• [GOAL]: Can you output the records as a JSON list of strings, one string per line with blank lines left out, beginning at the first line and stopping after the line that contains "The board connector 2 is at (846, 333)."?

• [DATA LISTING]:

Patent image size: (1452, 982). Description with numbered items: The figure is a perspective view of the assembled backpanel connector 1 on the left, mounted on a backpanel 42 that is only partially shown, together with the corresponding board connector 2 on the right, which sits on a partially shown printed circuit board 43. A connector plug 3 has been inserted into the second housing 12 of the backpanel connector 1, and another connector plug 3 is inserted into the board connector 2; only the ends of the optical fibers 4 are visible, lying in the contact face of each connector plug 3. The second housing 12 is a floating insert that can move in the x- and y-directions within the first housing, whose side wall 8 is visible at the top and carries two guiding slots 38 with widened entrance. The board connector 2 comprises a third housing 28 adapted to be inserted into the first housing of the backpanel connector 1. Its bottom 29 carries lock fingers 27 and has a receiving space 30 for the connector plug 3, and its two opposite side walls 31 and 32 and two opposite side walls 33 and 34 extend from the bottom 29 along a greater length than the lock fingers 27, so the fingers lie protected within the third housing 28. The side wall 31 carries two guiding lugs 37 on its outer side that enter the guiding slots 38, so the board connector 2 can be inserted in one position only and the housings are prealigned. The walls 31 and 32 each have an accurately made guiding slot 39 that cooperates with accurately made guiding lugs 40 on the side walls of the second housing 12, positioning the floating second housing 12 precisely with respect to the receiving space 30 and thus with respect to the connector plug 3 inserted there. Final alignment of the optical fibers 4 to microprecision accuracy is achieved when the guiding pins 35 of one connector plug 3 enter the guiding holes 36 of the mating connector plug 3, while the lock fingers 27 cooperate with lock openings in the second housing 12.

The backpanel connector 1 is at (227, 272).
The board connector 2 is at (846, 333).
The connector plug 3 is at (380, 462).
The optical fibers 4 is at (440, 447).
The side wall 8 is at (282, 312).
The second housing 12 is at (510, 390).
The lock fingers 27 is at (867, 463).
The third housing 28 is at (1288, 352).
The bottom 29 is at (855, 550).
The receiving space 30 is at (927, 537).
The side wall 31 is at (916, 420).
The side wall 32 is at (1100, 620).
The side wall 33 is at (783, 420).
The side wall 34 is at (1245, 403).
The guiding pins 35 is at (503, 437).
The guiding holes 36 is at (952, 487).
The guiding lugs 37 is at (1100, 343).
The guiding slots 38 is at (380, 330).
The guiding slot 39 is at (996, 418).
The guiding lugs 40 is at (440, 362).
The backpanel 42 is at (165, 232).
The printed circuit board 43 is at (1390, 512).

• [RESPONSE FOR THIS EXERCISE]:
[
  "Patent image size: (1452, 982). Description with numbered items: The figure is a perspective view of the assembled backpanel connector 1 on the left, mounted on a backpanel 42 that is only partially shown, together with the corresponding board connector 2 on the right, which sits on a partially shown printed circuit board 43. A connector plug 3 has been inserted into the second housing 12 of the backpanel connector 1, and another connector plug 3 is inserted into the board connector 2; only the ends of the optical fibers 4 are visible, lying in the contact face of each connector plug 3. The second housing 12 is a floating insert that can move in the x- and y-directions within the first housing, whose side wall 8 is visible at the top and carries two guiding slots 38 with widened entrance. The board connector 2 comprises a third housing 28 adapted to be inserted into the first housing of the backpanel connector 1. Its bottom 29 carries lock fingers 27 and has a receiving space 30 for the connector plug 3, and its two opposite side walls 31 and 32 and two opposite side walls 33 and 34 extend from the bottom 29 along a greater length than the lock fingers 27, so the fingers lie protected within the third housing 28. The side wall 31 carries two guiding lugs 37 on its outer side that enter the guiding slots 38, so the board connector 2 can be inserted in one position only and the housings are prealigned. The walls 31 and 32 each have an accurately made guiding slot 39 that cooperates with accurately made guiding lugs 40 on the side walls of the second housing 12, positioning the floating second housing 12 precisely with respect to the receiving space 30 and thus with respect to the connector plug 3 inserted there. Final alignment of the optical fibers 4 to microprecision accuracy is achieved when the guiding pins 35 of one connector plug 3 enter the guiding holes 36 of the mating connector plug 3, while the lock fingers 27 cooperate with lock openings in the second housing 12.",
  "The backpanel connector 1 is at (227, 272).",
  "The board connector 2 is at (846, 333)."
]